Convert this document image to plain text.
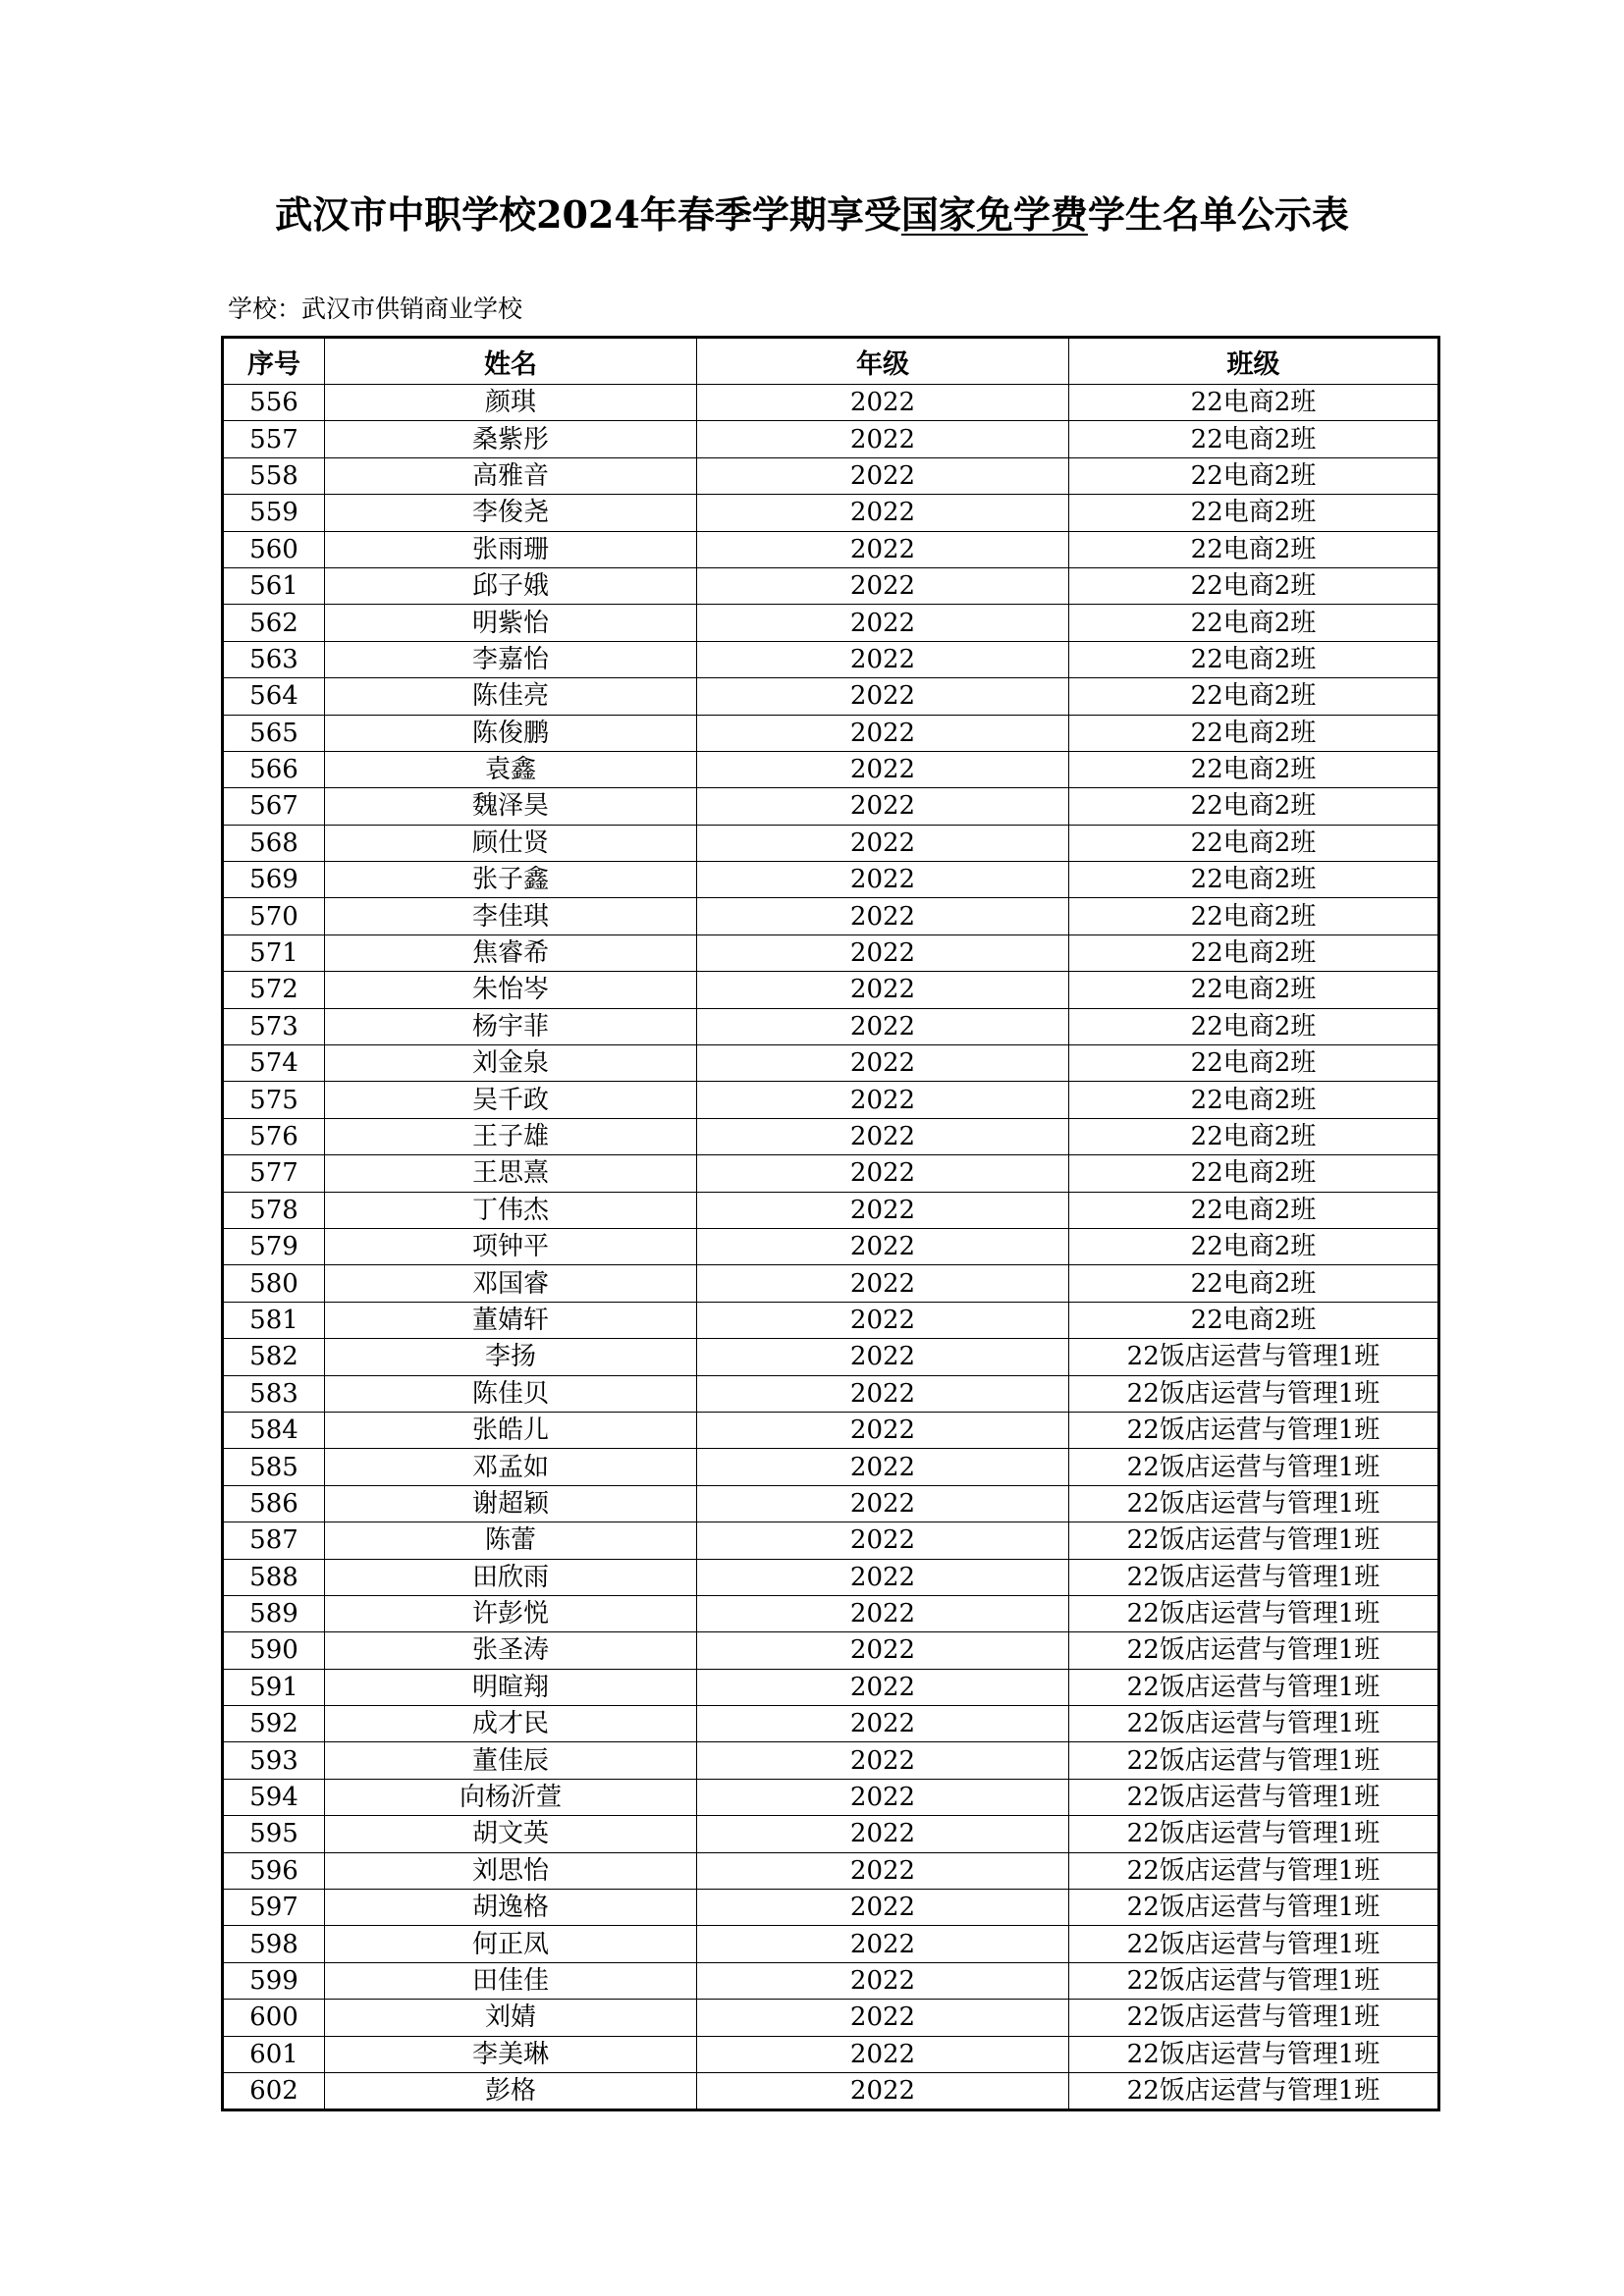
武汉市中职学校2024年春季学期享受国家免学费学生名单公示表
学校：武汉市供销商业学校
序号	姓名	年级	班级
556	颜琪	2022	22电商2班
557	桑紫彤	2022	22电商2班
558	高雅音	2022	22电商2班
559	李俊尧	2022	22电商2班
560	张雨珊	2022	22电商2班
561	邱子娥	2022	22电商2班
562	明紫怡	2022	22电商2班
563	李嘉怡	2022	22电商2班
564	陈佳亮	2022	22电商2班
565	陈俊鹏	2022	22电商2班
566	袁鑫	2022	22电商2班
567	魏泽昊	2022	22电商2班
568	顾仕贤	2022	22电商2班
569	张子鑫	2022	22电商2班
570	李佳琪	2022	22电商2班
571	焦睿希	2022	22电商2班
572	朱怡岑	2022	22电商2班
573	杨宇菲	2022	22电商2班
574	刘金泉	2022	22电商2班
575	吴千政	2022	22电商2班
576	王子雄	2022	22电商2班
577	王思熹	2022	22电商2班
578	丁伟杰	2022	22电商2班
579	项钟平	2022	22电商2班
580	邓国睿	2022	22电商2班
581	董婧轩	2022	22电商2班
582	李扬	2022	22饭店运营与管理1班
583	陈佳贝	2022	22饭店运营与管理1班
584	张皓儿	2022	22饭店运营与管理1班
585	邓孟如	2022	22饭店运营与管理1班
586	谢超颖	2022	22饭店运营与管理1班
587	陈蕾	2022	22饭店运营与管理1班
588	田欣雨	2022	22饭店运营与管理1班
589	许彭悦	2022	22饭店运营与管理1班
590	张圣涛	2022	22饭店运营与管理1班
591	明暄翔	2022	22饭店运营与管理1班
592	成才民	2022	22饭店运营与管理1班
593	董佳辰	2022	22饭店运营与管理1班
594	向杨沂萱	2022	22饭店运营与管理1班
595	胡文英	2022	22饭店运营与管理1班
596	刘思怡	2022	22饭店运营与管理1班
597	胡逸格	2022	22饭店运营与管理1班
598	何正凤	2022	22饭店运营与管理1班
599	田佳佳	2022	22饭店运营与管理1班
600	刘婧	2022	22饭店运营与管理1班
601	李美琳	2022	22饭店运营与管理1班
602	彭格	2022	22饭店运营与管理1班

▸ WHAT YOU NEED TO DO
Can the entries above be repeated exactly, without their pictures?

▸ RESULT OF THE EXERCISE
Convert this document image to plain text.
武汉市中职学校2024年春季学期享受国家免学费学生名单公示表
学校：武汉市供销商业学校
序号	姓名	年级	班级
556	颜琪	2022	22电商2班
557	桑紫彤	2022	22电商2班
558	高雅音	2022	22电商2班
559	李俊尧	2022	22电商2班
560	张雨珊	2022	22电商2班
561	邱子娥	2022	22电商2班
562	明紫怡	2022	22电商2班
563	李嘉怡	2022	22电商2班
564	陈佳亮	2022	22电商2班
565	陈俊鹏	2022	22电商2班
566	袁鑫	2022	22电商2班
567	魏泽昊	2022	22电商2班
568	顾仕贤	2022	22电商2班
569	张子鑫	2022	22电商2班
570	李佳琪	2022	22电商2班
571	焦睿希	2022	22电商2班
572	朱怡岑	2022	22电商2班
573	杨宇菲	2022	22电商2班
574	刘金泉	2022	22电商2班
575	吴千政	2022	22电商2班
576	王子雄	2022	22电商2班
577	王思熹	2022	22电商2班
578	丁伟杰	2022	22电商2班
579	项钟平	2022	22电商2班
580	邓国睿	2022	22电商2班
581	董婧轩	2022	22电商2班
582	李扬	2022	22饭店运营与管理1班
583	陈佳贝	2022	22饭店运营与管理1班
584	张皓儿	2022	22饭店运营与管理1班
585	邓孟如	2022	22饭店运营与管理1班
586	谢超颖	2022	22饭店运营与管理1班
587	陈蕾	2022	22饭店运营与管理1班
588	田欣雨	2022	22饭店运营与管理1班
589	许彭悦	2022	22饭店运营与管理1班
590	张圣涛	2022	22饭店运营与管理1班
591	明暄翔	2022	22饭店运营与管理1班
592	成才民	2022	22饭店运营与管理1班
593	董佳辰	2022	22饭店运营与管理1班
594	向杨沂萱	2022	22饭店运营与管理1班
595	胡文英	2022	22饭店运营与管理1班
596	刘思怡	2022	22饭店运营与管理1班
597	胡逸格	2022	22饭店运营与管理1班
598	何正凤	2022	22饭店运营与管理1班
599	田佳佳	2022	22饭店运营与管理1班
600	刘婧	2022	22饭店运营与管理1班
601	李美琳	2022	22饭店运营与管理1班
602	彭格	2022	22饭店运营与管理1班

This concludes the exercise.